Stored records
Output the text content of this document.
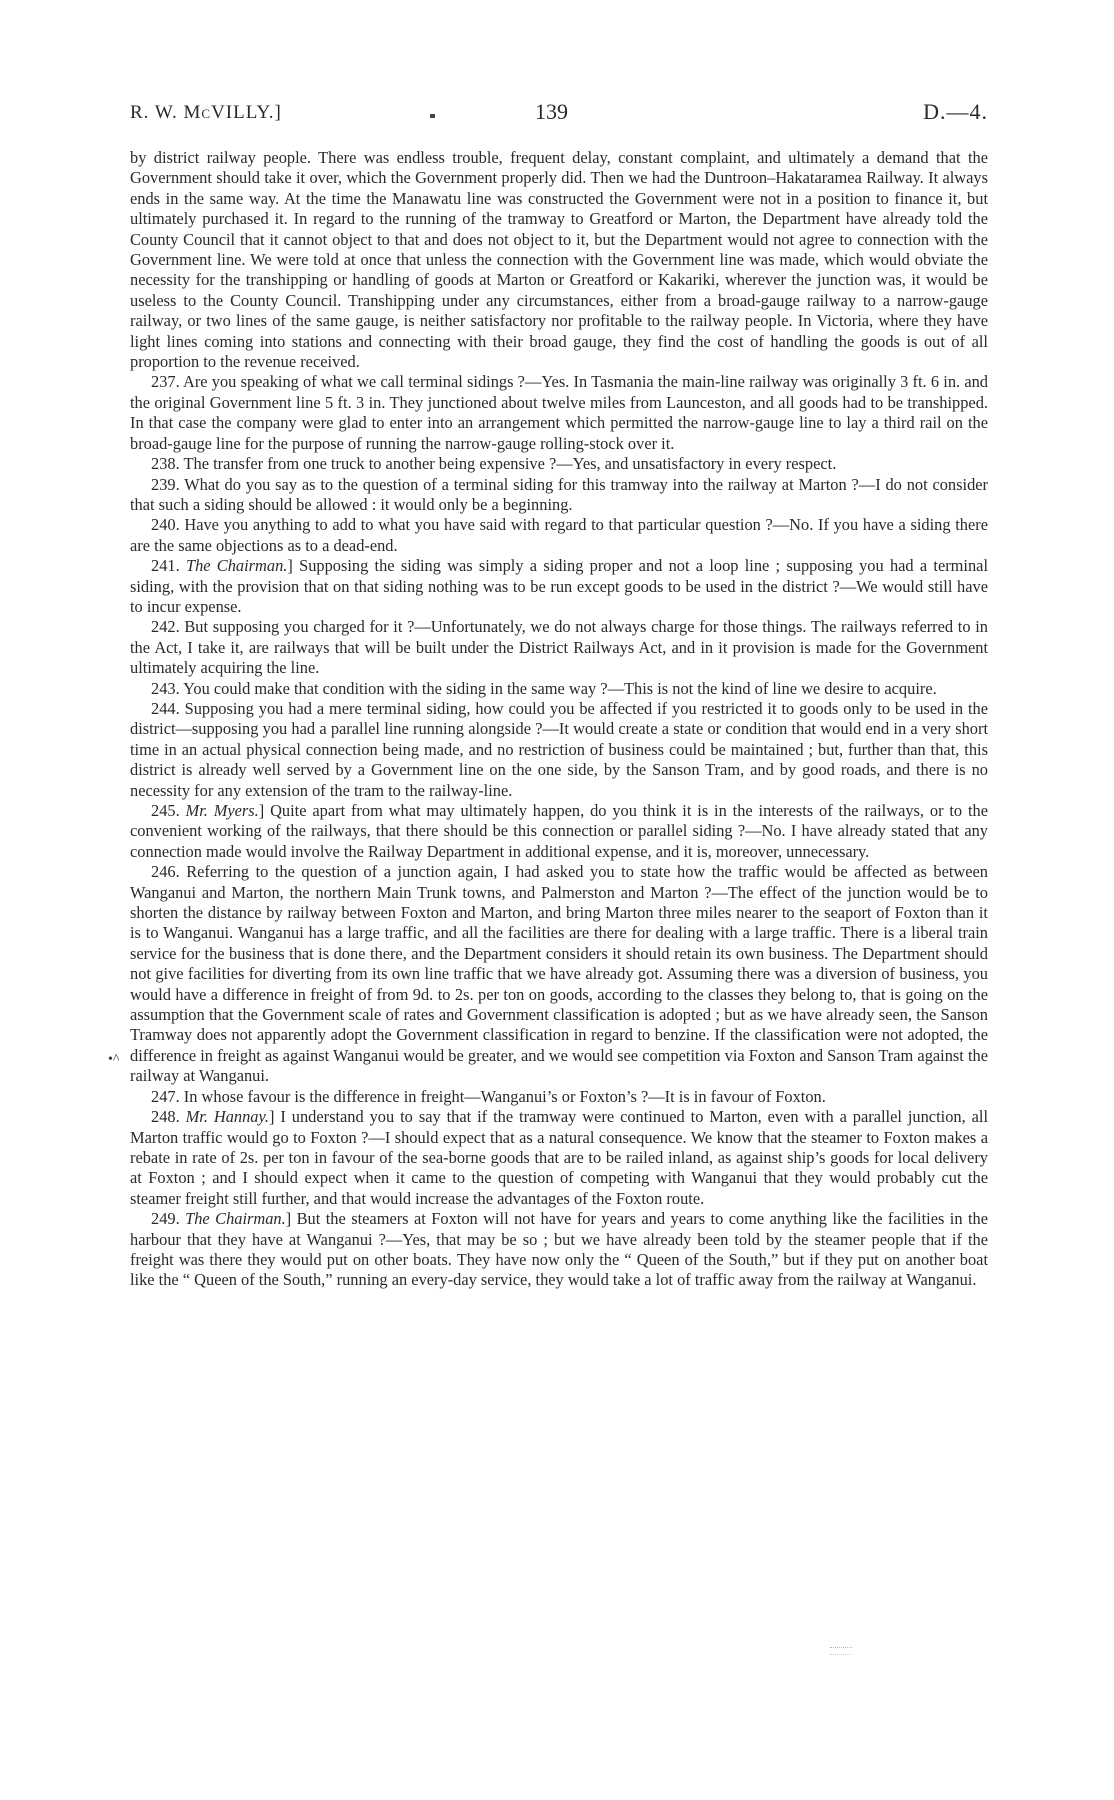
R. W. McVILLY.]	139	D.—4.
•^

by district railway people. There was endless trouble, frequent delay, constant complaint, and ultimately a demand that the Government should take it over, which the Government properly did. Then we had the Duntroon–Hakataramea Railway. It always ends in the same way. At the time the Manawatu line was constructed the Government were not in a position to finance it, but ultimately purchased it. In regard to the running of the tramway to Greatford or Marton, the Department have already told the County Council that it cannot object to that and does not object to it, but the Department would not agree to connection with the Government line. We were told at once that unless the connection with the Government line was made, which would obviate the necessity for the transhipping or handling of goods at Marton or Greatford or Kakariki, wherever the junction was, it would be useless to the County Council. Transhipping under any circumstances, either from a broad-gauge railway to a narrow-gauge railway, or two lines of the same gauge, is neither satisfactory nor profitable to the railway people. In Victoria, where they have light lines coming into stations and connecting with their broad gauge, they find the cost of handling the goods is out of all proportion to the revenue received.

237. Are you speaking of what we call terminal sidings ?—Yes. In Tasmania the main-line railway was originally 3 ft. 6 in. and the original Government line 5 ft. 3 in. They junctioned about twelve miles from Launceston, and all goods had to be transhipped. In that case the company were glad to enter into an arrangement which permitted the narrow-gauge line to lay a third rail on the broad-gauge line for the purpose of running the narrow-gauge rolling-stock over it.

238. The transfer from one truck to another being expensive ?—Yes, and unsatisfactory in every respect.

239. What do you say as to the question of a terminal siding for this tramway into the railway at Marton ?—I do not consider that such a siding should be allowed : it would only be a beginning.

240. Have you anything to add to what you have said with regard to that particular question ?—No. If you have a siding there are the same objections as to a dead-end.

241. The Chairman.] Supposing the siding was simply a siding proper and not a loop line ; supposing you had a terminal siding, with the provision that on that siding nothing was to be run except goods to be used in the district ?—We would still have to incur expense.

242. But supposing you charged for it ?—Unfortunately, we do not always charge for those things. The railways referred to in the Act, I take it, are railways that will be built under the District Railways Act, and in it provision is made for the Government ultimately acquiring the line.

243. You could make that condition with the siding in the same way ?—This is not the kind of line we desire to acquire.

244. Supposing you had a mere terminal siding, how could you be affected if you restricted it to goods only to be used in the district—supposing you had a parallel line running alongside ?—It would create a state or condition that would end in a very short time in an actual physical connection being made, and no restriction of business could be maintained ; but, further than that, this district is already well served by a Government line on the one side, by the Sanson Tram, and by good roads, and there is no necessity for any extension of the tram to the railway-line.

245. Mr. Myers.] Quite apart from what may ultimately happen, do you think it is in the interests of the railways, or to the convenient working of the railways, that there should be this connection or parallel siding ?—No. I have already stated that any connection made would involve the Railway Department in additional expense, and it is, moreover, unnecessary.

246. Referring to the question of a junction again, I had asked you to state how the traffic would be affected as between Wanganui and Marton, the northern Main Trunk towns, and Palmerston and Marton ?—The effect of the junction would be to shorten the distance by railway between Foxton and Marton, and bring Marton three miles nearer to the seaport of Foxton than it is to Wanganui. Wanganui has a large traffic, and all the facilities are there for dealing with a large traffic. There is a liberal train service for the business that is done there, and the Department considers it should retain its own business. The Department should not give facilities for diverting from its own line traffic that we have already got. Assuming there was a diversion of business, you would have a difference in freight of from 9d. to 2s. per ton on goods, according to the classes they belong to, that is going on the assumption that the Government scale of rates and Government classification is adopted ; but as we have already seen, the Sanson Tramway does not apparently adopt the Government classification in regard to benzine. If the classification were not adopted, the difference in freight as against Wanganui would be greater, and we would see competition via Foxton and Sanson Tram against the railway at Wanganui.

247. In whose favour is the difference in freight—Wanganui’s or Foxton’s ?—It is in favour of Foxton.

248. Mr. Hannay.] I understand you to say that if the tramway were continued to Marton, even with a parallel junction, all Marton traffic would go to Foxton ?—I should expect that as a natural consequence. We know that the steamer to Foxton makes a rebate in rate of 2s. per ton in favour of the sea-borne goods that are to be railed inland, as against ship’s goods for local delivery at Foxton ; and I should expect when it came to the question of competing with Wanganui that they would probably cut the steamer freight still further, and that would increase the advantages of the Foxton route.

249. The Chairman.] But the steamers at Foxton will not have for years and years to come anything like the facilities in the harbour that they have at Wanganui ?—Yes, that may be so ; but we have already been told by the steamer people that if the freight was there they would put on other boats. They have now only the “ Queen of the South,” but if they put on another boat like the “ Queen of the South,” running an every-day service, they would take a lot of traffic away from the railway at Wanganui.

WORK TO BE COMPLETED: Copy the listing word for word, excluding its pictures.

OUTPUT OF THE TASK:
Output the text content of this document.
R. W. McVILLY.]	139	D.—4.
•^

by district railway people. There was endless trouble, frequent delay, constant complaint, and ultimately a demand that the Government should take it over, which the Government properly did. Then we had the Duntroon–Hakataramea Railway. It always ends in the same way. At the time the Manawatu line was constructed the Government were not in a position to finance it, but ultimately purchased it. In regard to the running of the tramway to Greatford or Marton, the Department have already told the County Council that it cannot object to that and does not object to it, but the Department would not agree to connection with the Government line. We were told at once that unless the connection with the Government line was made, which would obviate the necessity for the transhipping or handling of goods at Marton or Greatford or Kakariki, wherever the junction was, it would be useless to the County Council. Transhipping under any circumstances, either from a broad-gauge railway to a narrow-gauge railway, or two lines of the same gauge, is neither satisfactory nor profitable to the railway people. In Victoria, where they have light lines coming into stations and connecting with their broad gauge, they find the cost of handling the goods is out of all proportion to the revenue received.

237. Are you speaking of what we call terminal sidings ?—Yes. In Tasmania the main-line railway was originally 3 ft. 6 in. and the original Government line 5 ft. 3 in. They junctioned about twelve miles from Launceston, and all goods had to be transhipped. In that case the company were glad to enter into an arrangement which permitted the narrow-gauge line to lay a third rail on the broad-gauge line for the purpose of running the narrow-gauge rolling-stock over it.

238. The transfer from one truck to another being expensive ?—Yes, and unsatisfactory in every respect.

239. What do you say as to the question of a terminal siding for this tramway into the railway at Marton ?—I do not consider that such a siding should be allowed : it would only be a beginning.

240. Have you anything to add to what you have said with regard to that particular question ?—No. If you have a siding there are the same objections as to a dead-end.

241. The Chairman.] Supposing the siding was simply a siding proper and not a loop line ; supposing you had a terminal siding, with the provision that on that siding nothing was to be run except goods to be used in the district ?—We would still have to incur expense.

242. But supposing you charged for it ?—Unfortunately, we do not always charge for those things. The railways referred to in the Act, I take it, are railways that will be built under the District Railways Act, and in it provision is made for the Government ultimately acquiring the line.

243. You could make that condition with the siding in the same way ?—This is not the kind of line we desire to acquire.

244. Supposing you had a mere terminal siding, how could you be affected if you restricted it to goods only to be used in the district—supposing you had a parallel line running alongside ?—It would create a state or condition that would end in a very short time in an actual physical connection being made, and no restriction of business could be maintained ; but, further than that, this district is already well served by a Government line on the one side, by the Sanson Tram, and by good roads, and there is no necessity for any extension of the tram to the railway-line.

245. Mr. Myers.] Quite apart from what may ultimately happen, do you think it is in the interests of the railways, or to the convenient working of the railways, that there should be this connection or parallel siding ?—No. I have already stated that any connection made would involve the Railway Department in additional expense, and it is, moreover, unnecessary.

246. Referring to the question of a junction again, I had asked you to state how the traffic would be affected as between Wanganui and Marton, the northern Main Trunk towns, and Palmerston and Marton ?—The effect of the junction would be to shorten the distance by railway between Foxton and Marton, and bring Marton three miles nearer to the seaport of Foxton than it is to Wanganui. Wanganui has a large traffic, and all the facilities are there for dealing with a large traffic. There is a liberal train service for the business that is done there, and the Department considers it should retain its own business. The Department should not give facilities for diverting from its own line traffic that we have already got. Assuming there was a diversion of business, you would have a difference in freight of from 9d. to 2s. per ton on goods, according to the classes they belong to, that is going on the assumption that the Government scale of rates and Government classification is adopted ; but as we have already seen, the Sanson Tramway does not apparently adopt the Government classification in regard to benzine. If the classification were not adopted, the difference in freight as against Wanganui would be greater, and we would see competition via Foxton and Sanson Tram against the railway at Wanganui.

247. In whose favour is the difference in freight—Wanganui’s or Foxton’s ?—It is in favour of Foxton.

248. Mr. Hannay.] I understand you to say that if the tramway were continued to Marton, even with a parallel junction, all Marton traffic would go to Foxton ?—I should expect that as a natural consequence. We know that the steamer to Foxton makes a rebate in rate of 2s. per ton in favour of the sea-borne goods that are to be railed inland, as against ship’s goods for local delivery at Foxton ; and I should expect when it came to the question of competing with Wanganui that they would probably cut the steamer freight still further, and that would increase the advantages of the Foxton route.

249. The Chairman.] But the steamers at Foxton will not have for years and years to come anything like the facilities in the harbour that they have at Wanganui ?—Yes, that may be so ; but we have already been told by the steamer people that if the freight was there they would put on other boats. They have now only the “ Queen of the South,” but if they put on another boat like the “ Queen of the South,” running an every-day service, they would take a lot of traffic away from the railway at Wanganui.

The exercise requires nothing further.